Repeat the listing in full. Nothing may be added or left out.

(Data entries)
──────────────────────────────

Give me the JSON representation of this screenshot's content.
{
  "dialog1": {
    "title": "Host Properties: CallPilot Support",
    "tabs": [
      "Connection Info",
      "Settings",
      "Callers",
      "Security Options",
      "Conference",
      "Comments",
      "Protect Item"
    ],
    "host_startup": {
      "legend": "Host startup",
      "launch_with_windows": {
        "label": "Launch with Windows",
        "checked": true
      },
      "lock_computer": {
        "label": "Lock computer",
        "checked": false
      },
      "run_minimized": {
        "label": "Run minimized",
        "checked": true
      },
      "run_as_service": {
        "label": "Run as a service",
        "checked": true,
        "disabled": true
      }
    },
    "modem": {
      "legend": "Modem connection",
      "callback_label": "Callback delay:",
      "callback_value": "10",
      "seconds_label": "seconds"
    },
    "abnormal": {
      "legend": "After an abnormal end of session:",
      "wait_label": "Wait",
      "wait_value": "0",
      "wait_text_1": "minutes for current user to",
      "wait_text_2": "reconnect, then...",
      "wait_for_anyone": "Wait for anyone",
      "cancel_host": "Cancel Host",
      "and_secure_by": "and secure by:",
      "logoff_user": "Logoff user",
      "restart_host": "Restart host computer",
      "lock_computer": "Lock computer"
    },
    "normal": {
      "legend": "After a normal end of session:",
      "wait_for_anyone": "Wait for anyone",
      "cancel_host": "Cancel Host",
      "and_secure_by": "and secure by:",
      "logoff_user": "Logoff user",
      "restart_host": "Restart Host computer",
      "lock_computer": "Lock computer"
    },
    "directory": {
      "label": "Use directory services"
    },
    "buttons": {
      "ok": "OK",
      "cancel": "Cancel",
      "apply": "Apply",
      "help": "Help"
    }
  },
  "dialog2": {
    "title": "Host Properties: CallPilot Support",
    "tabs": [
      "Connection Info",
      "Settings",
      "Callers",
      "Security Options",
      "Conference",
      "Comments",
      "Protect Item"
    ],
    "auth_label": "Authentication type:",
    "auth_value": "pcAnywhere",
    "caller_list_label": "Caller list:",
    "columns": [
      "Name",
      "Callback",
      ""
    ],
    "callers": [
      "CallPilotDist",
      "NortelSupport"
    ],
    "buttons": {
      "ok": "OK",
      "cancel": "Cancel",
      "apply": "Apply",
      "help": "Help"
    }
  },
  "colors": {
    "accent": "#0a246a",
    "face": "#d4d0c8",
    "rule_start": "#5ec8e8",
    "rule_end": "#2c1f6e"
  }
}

──────────────────────────────

Exercise result
Give me the JSON representation of this screenshot's content.
{
  "dialog1": {
    "title": "Host Properties: CallPilot Support",
    "tabs": [
      "Connection Info",
      "Settings",
      "Callers",
      "Security Options",
      "Conference",
      "Comments",
      "Protect Item"
    ],
    "host_startup": {
      "legend": "Host startup",
      "launch_with_windows": {
        "label": "Launch with Windows",
        "checked": true
      },
      "lock_computer": {
        "label": "Lock computer",
        "checked": false
      },
      "run_minimized": {
        "label": "Run minimized",
        "checked": true
      },
      "run_as_service": {
        "label": "Run as a service",
        "checked": true,
        "disabled": true
      }
    },
    "modem": {
      "legend": "Modem connection",
      "callback_label": "Callback delay:",
      "callback_value": "10",
      "seconds_label": "seconds"
    },
    "abnormal": {
      "legend": "After an abnormal end of session:",
      "wait_label": "Wait",
      "wait_value": "0",
      "wait_text_1": "minutes for current user to",
      "wait_text_2": "reconnect, then...",
      "wait_for_anyone": "Wait for anyone",
      "cancel_host": "Cancel Host",
      "and_secure_by": "and secure by:",
      "logoff_user": "Logoff user",
      "restart_host": "Restart host computer",
      "lock_computer": "Lock computer"
    },
    "normal": {
      "legend": "After a normal end of session:",
      "wait_for_anyone": "Wait for anyone",
      "cancel_host": "Cancel Host",
      "and_secure_by": "and secure by:",
      "logoff_user": "Logoff user",
      "restart_host": "Restart Host computer",
      "lock_computer": "Lock computer"
    },
    "directory": {
      "label": "Use directory services"
    },
    "buttons": {
      "ok": "OK",
      "cancel": "Cancel",
      "apply": "Apply",
      "help": "Help"
    }
  },
  "dialog2": {
    "title": "Host Properties: CallPilot Support",
    "tabs": [
      "Connection Info",
      "Settings",
      "Callers",
      "Security Options",
      "Conference",
      "Comments",
      "Protect Item"
    ],
    "auth_label": "Authentication type:",
    "auth_value": "pcAnywhere",
    "caller_list_label": "Caller list:",
    "columns": [
      "Name",
      "Callback",
      ""
    ],
    "callers": [
      "CallPilotDist",
      "NortelSupport"
    ],
    "buttons": {
      "ok": "OK",
      "cancel": "Cancel",
      "apply": "Apply",
      "help": "Help"
    }
  },
  "colors": {
    "accent": "#0a246a",
    "face": "#d4d0c8",
    "rule_start": "#5ec8e8",
    "rule_end": "#2c1f6e"
  }
}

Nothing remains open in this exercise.